» **Exercise description**
Keep every line where the word "Find" appears; drop the rest.

+===+

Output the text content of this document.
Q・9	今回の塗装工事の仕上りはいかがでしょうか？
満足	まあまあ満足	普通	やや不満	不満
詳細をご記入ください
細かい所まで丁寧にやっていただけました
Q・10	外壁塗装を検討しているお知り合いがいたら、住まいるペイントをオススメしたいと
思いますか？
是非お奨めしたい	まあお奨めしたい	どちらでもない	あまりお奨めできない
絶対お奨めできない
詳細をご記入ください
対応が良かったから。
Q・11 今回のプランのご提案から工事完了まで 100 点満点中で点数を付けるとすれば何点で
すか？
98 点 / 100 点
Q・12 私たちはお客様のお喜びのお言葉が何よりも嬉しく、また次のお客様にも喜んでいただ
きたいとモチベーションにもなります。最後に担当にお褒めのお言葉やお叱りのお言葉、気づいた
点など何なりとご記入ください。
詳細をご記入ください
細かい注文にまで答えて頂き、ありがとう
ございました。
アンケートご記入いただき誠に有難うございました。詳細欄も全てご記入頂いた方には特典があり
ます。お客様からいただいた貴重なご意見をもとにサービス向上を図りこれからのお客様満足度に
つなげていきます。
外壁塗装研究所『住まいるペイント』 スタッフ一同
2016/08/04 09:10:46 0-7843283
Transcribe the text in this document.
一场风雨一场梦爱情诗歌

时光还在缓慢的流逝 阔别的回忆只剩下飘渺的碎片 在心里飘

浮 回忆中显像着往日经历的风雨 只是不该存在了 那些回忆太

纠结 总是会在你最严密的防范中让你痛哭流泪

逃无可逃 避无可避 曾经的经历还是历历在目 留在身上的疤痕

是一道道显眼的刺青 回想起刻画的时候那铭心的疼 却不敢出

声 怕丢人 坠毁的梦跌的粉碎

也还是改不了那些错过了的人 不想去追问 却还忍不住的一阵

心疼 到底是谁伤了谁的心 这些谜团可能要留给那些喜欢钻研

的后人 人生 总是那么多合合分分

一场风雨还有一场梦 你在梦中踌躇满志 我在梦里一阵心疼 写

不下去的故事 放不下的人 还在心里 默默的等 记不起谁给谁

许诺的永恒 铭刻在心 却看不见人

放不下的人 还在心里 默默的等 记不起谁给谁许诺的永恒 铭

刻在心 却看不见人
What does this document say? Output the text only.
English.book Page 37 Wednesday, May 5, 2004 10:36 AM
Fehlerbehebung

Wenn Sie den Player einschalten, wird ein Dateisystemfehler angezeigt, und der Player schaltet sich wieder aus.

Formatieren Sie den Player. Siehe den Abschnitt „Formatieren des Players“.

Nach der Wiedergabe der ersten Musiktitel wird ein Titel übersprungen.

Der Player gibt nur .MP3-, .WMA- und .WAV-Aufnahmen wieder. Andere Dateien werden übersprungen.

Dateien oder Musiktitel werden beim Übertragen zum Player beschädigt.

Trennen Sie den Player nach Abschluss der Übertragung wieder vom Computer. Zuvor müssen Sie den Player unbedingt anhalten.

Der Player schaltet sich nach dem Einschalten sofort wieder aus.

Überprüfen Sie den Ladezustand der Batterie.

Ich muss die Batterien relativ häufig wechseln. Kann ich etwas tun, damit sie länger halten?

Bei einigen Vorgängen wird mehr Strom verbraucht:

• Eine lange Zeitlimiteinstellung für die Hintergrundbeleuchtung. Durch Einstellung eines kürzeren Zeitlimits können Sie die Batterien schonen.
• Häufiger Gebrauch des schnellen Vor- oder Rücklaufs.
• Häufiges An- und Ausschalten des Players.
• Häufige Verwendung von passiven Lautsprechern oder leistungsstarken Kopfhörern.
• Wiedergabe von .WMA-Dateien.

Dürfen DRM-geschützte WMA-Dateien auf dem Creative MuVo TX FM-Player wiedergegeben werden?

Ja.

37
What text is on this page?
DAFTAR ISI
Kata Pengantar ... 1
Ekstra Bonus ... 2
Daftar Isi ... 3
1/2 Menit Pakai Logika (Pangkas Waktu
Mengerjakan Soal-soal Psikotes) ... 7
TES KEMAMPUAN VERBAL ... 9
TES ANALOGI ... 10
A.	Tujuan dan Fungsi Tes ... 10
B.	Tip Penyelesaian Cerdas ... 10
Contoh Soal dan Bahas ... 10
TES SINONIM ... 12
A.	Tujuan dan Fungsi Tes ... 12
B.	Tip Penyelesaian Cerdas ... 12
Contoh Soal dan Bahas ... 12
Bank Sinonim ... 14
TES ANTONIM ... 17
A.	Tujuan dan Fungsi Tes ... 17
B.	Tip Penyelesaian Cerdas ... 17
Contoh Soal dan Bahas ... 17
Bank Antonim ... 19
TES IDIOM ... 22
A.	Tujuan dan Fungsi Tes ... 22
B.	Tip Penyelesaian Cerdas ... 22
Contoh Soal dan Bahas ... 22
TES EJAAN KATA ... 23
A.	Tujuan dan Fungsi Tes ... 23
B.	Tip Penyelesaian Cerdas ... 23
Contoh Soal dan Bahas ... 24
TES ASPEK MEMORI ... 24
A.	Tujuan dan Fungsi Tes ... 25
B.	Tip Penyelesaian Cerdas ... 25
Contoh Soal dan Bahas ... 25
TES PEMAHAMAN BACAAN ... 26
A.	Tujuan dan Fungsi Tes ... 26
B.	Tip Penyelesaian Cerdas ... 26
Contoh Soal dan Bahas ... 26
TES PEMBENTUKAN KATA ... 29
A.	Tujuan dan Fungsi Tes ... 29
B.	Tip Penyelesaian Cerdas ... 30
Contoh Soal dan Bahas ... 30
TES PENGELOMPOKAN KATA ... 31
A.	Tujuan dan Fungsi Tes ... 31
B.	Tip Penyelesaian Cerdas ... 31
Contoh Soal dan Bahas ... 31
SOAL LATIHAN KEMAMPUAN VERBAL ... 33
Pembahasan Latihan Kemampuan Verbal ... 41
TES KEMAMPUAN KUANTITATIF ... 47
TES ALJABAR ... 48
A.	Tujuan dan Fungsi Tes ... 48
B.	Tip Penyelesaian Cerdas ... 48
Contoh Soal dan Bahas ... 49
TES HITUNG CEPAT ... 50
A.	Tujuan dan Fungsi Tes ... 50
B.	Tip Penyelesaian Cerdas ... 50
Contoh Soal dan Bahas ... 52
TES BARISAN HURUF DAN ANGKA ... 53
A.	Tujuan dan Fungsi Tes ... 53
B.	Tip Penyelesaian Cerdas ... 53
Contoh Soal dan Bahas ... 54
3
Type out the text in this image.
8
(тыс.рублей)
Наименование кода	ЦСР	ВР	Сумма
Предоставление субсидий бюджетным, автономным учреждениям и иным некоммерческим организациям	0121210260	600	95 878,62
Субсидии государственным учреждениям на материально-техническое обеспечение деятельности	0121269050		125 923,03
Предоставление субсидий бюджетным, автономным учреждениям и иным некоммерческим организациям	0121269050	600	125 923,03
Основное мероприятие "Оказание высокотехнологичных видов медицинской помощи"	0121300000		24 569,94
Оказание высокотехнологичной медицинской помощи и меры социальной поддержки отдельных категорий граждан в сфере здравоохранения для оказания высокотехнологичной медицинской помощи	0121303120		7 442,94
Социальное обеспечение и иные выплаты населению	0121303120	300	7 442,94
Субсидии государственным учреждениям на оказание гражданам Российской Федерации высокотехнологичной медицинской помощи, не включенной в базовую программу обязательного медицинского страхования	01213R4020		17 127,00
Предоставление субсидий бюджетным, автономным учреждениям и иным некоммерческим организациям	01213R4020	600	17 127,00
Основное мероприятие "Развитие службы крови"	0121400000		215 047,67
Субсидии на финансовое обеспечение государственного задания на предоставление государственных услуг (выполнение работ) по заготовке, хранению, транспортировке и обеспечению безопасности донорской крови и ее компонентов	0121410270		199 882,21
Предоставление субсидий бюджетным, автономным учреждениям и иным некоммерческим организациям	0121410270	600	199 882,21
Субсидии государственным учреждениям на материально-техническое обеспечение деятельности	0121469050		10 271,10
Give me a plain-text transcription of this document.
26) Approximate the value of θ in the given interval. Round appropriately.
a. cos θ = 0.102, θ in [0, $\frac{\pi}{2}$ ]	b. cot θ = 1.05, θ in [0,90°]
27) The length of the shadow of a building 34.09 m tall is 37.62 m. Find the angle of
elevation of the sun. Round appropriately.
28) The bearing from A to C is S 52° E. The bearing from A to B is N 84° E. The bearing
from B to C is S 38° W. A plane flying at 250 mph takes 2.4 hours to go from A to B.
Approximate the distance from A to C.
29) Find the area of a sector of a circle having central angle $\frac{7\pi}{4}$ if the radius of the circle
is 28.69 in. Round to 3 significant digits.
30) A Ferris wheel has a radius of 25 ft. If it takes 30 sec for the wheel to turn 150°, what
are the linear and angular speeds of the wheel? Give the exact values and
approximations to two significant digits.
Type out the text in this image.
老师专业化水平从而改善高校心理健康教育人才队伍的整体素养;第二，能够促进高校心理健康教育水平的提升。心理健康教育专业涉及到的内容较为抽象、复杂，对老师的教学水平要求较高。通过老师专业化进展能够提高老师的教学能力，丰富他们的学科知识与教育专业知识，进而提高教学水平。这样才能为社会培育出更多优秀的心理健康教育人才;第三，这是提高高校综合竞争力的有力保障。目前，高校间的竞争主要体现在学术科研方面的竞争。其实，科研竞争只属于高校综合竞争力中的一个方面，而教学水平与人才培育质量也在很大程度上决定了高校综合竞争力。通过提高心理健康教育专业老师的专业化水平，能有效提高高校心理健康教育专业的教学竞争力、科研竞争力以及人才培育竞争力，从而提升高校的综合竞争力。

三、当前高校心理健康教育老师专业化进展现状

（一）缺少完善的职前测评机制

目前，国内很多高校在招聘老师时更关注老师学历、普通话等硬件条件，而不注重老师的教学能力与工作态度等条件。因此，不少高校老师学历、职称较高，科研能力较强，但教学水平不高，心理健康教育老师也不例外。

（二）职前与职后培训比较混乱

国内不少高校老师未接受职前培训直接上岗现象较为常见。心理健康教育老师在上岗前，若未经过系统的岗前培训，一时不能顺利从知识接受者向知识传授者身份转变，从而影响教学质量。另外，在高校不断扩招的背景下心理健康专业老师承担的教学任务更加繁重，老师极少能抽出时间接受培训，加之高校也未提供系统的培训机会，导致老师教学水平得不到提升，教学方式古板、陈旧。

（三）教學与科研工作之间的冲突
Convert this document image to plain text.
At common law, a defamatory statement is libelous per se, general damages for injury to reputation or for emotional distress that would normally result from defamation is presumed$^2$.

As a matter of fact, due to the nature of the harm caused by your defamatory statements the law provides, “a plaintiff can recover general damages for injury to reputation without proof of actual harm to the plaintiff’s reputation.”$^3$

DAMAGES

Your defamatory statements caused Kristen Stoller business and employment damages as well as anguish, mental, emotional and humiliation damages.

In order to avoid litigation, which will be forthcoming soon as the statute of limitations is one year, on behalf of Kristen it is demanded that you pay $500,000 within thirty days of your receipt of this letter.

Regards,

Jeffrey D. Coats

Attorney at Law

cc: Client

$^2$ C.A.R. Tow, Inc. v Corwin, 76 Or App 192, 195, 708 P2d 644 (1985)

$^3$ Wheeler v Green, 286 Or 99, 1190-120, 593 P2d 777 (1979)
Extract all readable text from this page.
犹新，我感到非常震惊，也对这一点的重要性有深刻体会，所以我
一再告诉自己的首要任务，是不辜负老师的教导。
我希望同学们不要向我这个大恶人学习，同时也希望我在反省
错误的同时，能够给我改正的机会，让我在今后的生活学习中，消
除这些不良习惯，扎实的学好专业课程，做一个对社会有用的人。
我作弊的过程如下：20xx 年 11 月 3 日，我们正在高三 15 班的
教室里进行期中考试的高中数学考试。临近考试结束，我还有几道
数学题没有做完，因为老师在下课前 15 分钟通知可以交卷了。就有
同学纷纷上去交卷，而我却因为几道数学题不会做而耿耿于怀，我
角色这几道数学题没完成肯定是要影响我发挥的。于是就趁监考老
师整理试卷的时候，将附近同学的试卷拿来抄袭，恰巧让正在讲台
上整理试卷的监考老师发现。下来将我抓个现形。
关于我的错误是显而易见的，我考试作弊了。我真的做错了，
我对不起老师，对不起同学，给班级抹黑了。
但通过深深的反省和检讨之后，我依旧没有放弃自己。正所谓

+===+

» **Problem solution**
27) The length of the shadow of a building 34.09 m tall is 37.62 m. Find the angle of
29) Find the area of a sector of a circle having central angle $\frac{7\pi}{4}$ if the radius of the circle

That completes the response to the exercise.